• [EXERCISE DESCRIPTION] Below are the records. List every line holding the word "difference".

Figure collection entries:
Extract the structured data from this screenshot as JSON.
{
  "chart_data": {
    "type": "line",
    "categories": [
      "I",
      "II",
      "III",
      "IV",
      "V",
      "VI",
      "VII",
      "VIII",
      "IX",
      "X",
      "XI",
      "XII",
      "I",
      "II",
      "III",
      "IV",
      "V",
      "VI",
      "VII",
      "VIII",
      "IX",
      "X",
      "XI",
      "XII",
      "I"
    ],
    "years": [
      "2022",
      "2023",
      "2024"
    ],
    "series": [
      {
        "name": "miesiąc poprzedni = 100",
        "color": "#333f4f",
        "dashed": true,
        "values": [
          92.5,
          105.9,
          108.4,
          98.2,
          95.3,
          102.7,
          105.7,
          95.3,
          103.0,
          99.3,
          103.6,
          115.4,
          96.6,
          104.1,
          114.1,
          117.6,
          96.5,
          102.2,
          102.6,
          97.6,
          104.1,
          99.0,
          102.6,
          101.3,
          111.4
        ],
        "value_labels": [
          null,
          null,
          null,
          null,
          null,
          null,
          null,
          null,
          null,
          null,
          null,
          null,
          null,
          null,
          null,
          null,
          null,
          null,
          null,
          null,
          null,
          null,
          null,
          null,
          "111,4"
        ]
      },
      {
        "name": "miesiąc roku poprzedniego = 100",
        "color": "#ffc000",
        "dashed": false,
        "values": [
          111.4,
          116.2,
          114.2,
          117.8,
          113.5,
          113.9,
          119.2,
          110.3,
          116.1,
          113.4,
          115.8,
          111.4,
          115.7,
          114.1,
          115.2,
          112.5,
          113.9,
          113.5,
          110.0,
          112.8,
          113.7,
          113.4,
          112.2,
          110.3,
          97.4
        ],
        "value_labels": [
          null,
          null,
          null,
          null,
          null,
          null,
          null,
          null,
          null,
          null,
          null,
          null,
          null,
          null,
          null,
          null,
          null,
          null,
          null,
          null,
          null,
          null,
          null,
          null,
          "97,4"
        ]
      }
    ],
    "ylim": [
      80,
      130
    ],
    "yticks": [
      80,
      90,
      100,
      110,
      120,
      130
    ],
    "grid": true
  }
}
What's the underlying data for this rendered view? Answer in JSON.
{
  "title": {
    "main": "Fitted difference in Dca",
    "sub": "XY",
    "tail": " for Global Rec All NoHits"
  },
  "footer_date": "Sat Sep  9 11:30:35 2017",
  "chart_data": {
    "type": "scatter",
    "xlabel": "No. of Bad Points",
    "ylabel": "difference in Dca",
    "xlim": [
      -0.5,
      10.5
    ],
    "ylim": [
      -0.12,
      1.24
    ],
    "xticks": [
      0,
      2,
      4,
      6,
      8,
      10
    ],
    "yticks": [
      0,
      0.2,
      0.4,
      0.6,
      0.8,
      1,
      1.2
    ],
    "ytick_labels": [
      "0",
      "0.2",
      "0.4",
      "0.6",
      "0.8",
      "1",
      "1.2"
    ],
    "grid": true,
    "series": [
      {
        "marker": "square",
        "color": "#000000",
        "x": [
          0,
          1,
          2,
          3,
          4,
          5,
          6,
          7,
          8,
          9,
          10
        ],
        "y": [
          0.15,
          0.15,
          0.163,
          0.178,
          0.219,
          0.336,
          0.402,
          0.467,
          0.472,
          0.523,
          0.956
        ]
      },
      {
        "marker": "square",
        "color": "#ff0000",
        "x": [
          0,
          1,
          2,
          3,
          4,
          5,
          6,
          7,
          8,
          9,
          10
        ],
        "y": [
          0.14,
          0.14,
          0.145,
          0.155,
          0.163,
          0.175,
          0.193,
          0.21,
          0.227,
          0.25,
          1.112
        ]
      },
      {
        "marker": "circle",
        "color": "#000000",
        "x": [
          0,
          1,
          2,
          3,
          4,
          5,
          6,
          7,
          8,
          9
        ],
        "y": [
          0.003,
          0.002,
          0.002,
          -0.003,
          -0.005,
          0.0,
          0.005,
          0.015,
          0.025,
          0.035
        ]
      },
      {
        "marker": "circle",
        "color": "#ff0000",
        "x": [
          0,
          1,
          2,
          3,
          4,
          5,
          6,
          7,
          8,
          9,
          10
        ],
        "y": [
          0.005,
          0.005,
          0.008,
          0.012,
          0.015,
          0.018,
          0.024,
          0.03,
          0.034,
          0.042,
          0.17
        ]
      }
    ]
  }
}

• [THE ANSWER]
    "main": "Fitted difference in Dca",
    "ylabel": "difference in Dca",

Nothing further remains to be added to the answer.